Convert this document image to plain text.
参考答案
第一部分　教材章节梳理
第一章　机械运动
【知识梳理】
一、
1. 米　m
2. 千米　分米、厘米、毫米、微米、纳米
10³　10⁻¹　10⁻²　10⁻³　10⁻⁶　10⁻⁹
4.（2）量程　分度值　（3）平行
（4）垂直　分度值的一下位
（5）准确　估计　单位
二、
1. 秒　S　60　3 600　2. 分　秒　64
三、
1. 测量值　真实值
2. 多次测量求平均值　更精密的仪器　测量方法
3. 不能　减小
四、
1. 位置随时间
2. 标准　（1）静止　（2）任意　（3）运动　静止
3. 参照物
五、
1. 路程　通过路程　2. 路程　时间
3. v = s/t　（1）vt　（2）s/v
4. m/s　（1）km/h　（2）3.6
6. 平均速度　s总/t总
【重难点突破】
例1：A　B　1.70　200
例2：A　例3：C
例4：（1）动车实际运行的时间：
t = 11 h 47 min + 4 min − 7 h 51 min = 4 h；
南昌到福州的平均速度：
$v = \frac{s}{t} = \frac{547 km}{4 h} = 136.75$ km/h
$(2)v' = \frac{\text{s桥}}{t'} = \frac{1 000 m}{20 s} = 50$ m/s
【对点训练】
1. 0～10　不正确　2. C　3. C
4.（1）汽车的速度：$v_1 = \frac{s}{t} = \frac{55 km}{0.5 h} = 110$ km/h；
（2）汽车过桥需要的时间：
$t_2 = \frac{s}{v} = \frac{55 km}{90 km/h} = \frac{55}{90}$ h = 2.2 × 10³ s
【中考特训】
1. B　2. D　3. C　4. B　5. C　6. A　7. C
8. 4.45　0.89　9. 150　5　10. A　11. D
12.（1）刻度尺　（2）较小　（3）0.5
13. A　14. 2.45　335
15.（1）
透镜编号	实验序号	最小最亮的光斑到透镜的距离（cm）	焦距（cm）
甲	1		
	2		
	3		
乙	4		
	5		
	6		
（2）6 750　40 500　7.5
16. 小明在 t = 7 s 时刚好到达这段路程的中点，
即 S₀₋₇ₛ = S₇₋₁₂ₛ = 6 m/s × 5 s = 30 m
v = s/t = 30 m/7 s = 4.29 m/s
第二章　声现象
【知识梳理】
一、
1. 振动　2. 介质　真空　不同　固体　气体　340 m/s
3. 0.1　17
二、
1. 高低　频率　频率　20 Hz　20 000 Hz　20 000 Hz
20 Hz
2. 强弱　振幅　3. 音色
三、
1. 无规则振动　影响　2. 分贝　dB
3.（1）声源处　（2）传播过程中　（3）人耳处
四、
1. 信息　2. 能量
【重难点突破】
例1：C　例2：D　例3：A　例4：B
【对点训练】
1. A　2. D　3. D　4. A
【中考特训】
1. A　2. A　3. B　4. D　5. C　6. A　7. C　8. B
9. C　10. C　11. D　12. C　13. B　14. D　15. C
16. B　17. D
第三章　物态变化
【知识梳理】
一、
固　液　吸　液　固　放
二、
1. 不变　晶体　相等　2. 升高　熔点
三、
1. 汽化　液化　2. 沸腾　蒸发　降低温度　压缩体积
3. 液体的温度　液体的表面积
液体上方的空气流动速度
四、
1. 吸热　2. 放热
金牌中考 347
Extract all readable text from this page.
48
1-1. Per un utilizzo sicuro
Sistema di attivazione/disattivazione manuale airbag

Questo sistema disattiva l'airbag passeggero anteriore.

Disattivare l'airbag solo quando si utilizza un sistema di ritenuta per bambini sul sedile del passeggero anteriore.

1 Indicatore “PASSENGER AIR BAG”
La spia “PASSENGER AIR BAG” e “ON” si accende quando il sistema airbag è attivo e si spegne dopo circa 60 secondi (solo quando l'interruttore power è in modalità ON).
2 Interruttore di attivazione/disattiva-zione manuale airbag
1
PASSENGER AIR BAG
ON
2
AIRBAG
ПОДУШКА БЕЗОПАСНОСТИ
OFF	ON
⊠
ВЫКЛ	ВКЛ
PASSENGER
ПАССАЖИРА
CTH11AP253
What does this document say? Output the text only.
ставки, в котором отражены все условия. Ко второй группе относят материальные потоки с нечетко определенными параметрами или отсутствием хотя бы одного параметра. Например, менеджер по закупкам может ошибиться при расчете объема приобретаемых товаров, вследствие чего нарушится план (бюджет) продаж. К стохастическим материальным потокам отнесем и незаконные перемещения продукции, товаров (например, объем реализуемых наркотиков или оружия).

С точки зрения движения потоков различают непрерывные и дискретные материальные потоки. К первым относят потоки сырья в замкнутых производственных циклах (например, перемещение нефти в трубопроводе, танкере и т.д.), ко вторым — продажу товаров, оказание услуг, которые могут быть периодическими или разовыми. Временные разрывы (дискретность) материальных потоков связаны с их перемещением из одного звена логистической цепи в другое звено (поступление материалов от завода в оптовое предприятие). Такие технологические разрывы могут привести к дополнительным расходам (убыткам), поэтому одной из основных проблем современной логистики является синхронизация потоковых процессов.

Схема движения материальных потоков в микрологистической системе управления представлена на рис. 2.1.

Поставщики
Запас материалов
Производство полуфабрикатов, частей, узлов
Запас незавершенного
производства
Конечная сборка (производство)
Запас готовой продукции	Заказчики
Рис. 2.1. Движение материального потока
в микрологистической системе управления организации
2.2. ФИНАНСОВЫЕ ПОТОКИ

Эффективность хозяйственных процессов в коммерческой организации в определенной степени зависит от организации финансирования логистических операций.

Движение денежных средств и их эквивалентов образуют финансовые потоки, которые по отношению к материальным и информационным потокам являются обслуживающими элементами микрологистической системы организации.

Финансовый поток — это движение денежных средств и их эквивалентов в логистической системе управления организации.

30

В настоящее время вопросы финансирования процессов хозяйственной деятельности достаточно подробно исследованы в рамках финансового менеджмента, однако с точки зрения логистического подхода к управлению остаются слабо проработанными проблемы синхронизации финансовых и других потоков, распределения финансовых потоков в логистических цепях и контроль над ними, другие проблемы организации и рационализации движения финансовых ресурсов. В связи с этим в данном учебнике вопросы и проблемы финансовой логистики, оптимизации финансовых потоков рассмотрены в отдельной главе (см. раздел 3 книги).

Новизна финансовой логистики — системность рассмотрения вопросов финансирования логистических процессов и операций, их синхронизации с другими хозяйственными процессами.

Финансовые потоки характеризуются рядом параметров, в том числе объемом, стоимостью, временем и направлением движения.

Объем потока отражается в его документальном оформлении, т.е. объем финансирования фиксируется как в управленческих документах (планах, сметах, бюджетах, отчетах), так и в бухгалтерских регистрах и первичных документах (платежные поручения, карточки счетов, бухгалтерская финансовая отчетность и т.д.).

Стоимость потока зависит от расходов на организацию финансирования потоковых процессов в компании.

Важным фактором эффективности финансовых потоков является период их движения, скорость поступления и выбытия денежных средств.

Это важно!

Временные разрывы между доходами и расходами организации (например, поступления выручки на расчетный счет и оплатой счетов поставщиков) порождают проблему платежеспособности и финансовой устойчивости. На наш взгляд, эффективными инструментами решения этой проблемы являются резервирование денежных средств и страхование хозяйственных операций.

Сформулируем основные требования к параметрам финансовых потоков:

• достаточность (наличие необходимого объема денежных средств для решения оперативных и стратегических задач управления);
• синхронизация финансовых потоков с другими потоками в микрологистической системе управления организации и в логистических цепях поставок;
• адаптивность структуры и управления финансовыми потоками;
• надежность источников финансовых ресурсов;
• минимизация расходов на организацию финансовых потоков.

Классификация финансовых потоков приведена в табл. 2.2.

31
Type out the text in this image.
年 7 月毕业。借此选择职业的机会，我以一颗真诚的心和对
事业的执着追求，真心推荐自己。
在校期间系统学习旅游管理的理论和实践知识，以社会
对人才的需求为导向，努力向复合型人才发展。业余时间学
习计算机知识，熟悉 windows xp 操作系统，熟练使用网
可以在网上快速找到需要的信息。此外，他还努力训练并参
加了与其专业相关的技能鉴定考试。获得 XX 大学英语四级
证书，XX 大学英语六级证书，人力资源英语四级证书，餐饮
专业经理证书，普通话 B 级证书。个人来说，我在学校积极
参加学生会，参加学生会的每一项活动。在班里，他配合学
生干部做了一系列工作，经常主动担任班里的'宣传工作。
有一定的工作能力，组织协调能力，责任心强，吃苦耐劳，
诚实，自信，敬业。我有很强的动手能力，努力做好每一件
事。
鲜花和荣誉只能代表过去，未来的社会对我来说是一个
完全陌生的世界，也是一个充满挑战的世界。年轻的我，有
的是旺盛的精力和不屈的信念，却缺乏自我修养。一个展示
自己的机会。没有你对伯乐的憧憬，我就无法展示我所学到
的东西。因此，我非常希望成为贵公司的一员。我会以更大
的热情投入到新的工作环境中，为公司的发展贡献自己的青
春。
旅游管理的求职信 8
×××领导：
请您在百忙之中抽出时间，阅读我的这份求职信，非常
════
WORK TO BE COMPLETED: Search the records for the word "quando", then list every line that has it.

SOLUTION TO THIS PROBLEM:
Disattivare l'airbag solo quando si utilizza un sistema di ritenuta per bambini sul sedile del passeggero anteriore.
La spia “PASSENGER AIR BAG” e “ON” si accende quando il sistema airbag è attivo e si spegne dopo circa 60 secondi (solo quando l'interruttore power è in modalità ON).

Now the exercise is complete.